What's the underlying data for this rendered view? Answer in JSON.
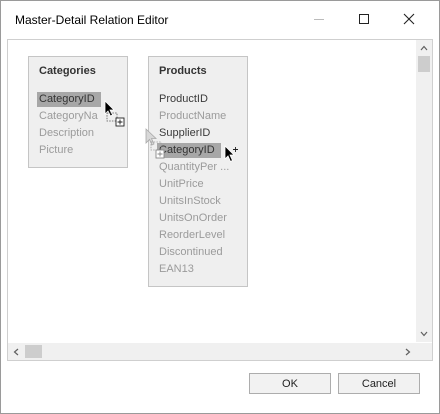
{
  "window": {
    "title": "Master-Detail Relation Editor",
    "controls": [
      "minimize-icon",
      "maximize-icon",
      "close-icon"
    ]
  },
  "tables": [
    {
      "title": "Categories",
      "fields": [
        {
          "label": "CategoryID",
          "selected": true,
          "muted": false
        },
        {
          "label": "CategoryNa",
          "selected": false,
          "muted": true
        },
        {
          "label": "Description",
          "selected": false,
          "muted": true
        },
        {
          "label": "Picture",
          "selected": false,
          "muted": true
        }
      ]
    },
    {
      "title": "Products",
      "fields": [
        {
          "label": "ProductID",
          "selected": false,
          "muted": false
        },
        {
          "label": "ProductName",
          "selected": false,
          "muted": true
        },
        {
          "label": "SupplierID",
          "selected": false,
          "muted": false
        },
        {
          "label": "CategoryID",
          "selected": true,
          "muted": false
        },
        {
          "label": "QuantityPer ...",
          "selected": false,
          "muted": true
        },
        {
          "label": "UnitPrice",
          "selected": false,
          "muted": true
        },
        {
          "label": "UnitsInStock",
          "selected": false,
          "muted": true
        },
        {
          "label": "UnitsOnOrder",
          "selected": false,
          "muted": true
        },
        {
          "label": "ReorderLevel",
          "selected": false,
          "muted": true
        },
        {
          "label": "Discontinued",
          "selected": false,
          "muted": true
        },
        {
          "label": "EAN13",
          "selected": false,
          "muted": true
        }
      ]
    }
  ],
  "buttons": {
    "ok": "OK",
    "cancel": "Cancel"
  }
}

* [SHORT PROBLEM]: Keep only the lines that hold the string "title", and copy them out.

* [TASK OUTPUT]:
    "title": "Master-Detail Relation Editor",
      "title": "Categories",
      "title": "Products",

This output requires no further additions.